- [Required work]: Copy every line of the data that contains the string "name".

(Records from a collection of figures)

==========

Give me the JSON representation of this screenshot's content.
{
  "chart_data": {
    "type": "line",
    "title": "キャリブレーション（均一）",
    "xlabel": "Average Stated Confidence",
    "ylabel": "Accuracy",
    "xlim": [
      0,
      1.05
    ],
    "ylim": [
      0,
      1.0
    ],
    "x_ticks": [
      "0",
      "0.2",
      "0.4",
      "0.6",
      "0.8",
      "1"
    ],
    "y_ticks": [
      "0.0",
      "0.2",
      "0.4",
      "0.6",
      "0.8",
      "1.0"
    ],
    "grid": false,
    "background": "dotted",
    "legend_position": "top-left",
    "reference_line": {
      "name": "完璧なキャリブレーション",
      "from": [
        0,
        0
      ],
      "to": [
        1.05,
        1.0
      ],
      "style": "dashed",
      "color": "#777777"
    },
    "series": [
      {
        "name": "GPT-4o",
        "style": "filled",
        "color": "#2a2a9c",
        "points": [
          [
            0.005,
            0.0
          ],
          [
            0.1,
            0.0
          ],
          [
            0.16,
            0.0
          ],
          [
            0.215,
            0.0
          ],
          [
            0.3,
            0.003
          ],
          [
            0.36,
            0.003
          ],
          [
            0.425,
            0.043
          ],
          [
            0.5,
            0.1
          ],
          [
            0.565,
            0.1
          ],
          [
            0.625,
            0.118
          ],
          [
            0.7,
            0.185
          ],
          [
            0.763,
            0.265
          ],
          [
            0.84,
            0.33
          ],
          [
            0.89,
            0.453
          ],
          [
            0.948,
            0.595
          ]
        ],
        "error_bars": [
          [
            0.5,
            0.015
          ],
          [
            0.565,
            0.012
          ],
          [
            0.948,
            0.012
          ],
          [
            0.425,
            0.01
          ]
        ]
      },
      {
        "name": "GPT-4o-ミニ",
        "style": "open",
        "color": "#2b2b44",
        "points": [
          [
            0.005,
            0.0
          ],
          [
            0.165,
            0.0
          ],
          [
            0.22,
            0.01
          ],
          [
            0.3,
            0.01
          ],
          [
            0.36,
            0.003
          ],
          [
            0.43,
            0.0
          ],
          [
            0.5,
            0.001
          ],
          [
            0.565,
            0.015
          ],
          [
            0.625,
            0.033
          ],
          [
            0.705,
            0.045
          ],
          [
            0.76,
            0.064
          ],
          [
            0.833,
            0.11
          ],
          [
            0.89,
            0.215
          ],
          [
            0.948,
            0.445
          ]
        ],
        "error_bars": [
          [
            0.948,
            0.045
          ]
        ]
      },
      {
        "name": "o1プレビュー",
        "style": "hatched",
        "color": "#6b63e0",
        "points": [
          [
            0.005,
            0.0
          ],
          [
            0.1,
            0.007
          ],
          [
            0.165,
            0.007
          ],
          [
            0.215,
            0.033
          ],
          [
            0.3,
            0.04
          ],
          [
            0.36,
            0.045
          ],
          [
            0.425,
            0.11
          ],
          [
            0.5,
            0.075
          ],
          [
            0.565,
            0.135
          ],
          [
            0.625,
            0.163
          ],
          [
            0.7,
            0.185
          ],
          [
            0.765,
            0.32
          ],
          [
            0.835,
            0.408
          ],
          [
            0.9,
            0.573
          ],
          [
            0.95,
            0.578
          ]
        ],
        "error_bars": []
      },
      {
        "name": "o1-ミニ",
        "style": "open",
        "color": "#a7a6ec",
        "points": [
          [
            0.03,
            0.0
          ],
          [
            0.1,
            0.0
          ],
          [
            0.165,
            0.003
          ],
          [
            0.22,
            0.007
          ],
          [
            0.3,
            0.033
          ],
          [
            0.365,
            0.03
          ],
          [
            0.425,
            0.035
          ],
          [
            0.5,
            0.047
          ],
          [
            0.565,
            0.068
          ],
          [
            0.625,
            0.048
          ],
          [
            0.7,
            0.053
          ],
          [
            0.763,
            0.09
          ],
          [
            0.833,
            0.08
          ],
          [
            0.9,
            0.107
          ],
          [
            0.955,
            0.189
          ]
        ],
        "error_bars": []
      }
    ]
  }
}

==========

- [Final result]:
      "name": "完璧なキャリブレーション",
        "name": "GPT-4o",
        "name": "GPT-4o-ミニ",
        "name": "o1プレビュー",
        "name": "o1-ミニ",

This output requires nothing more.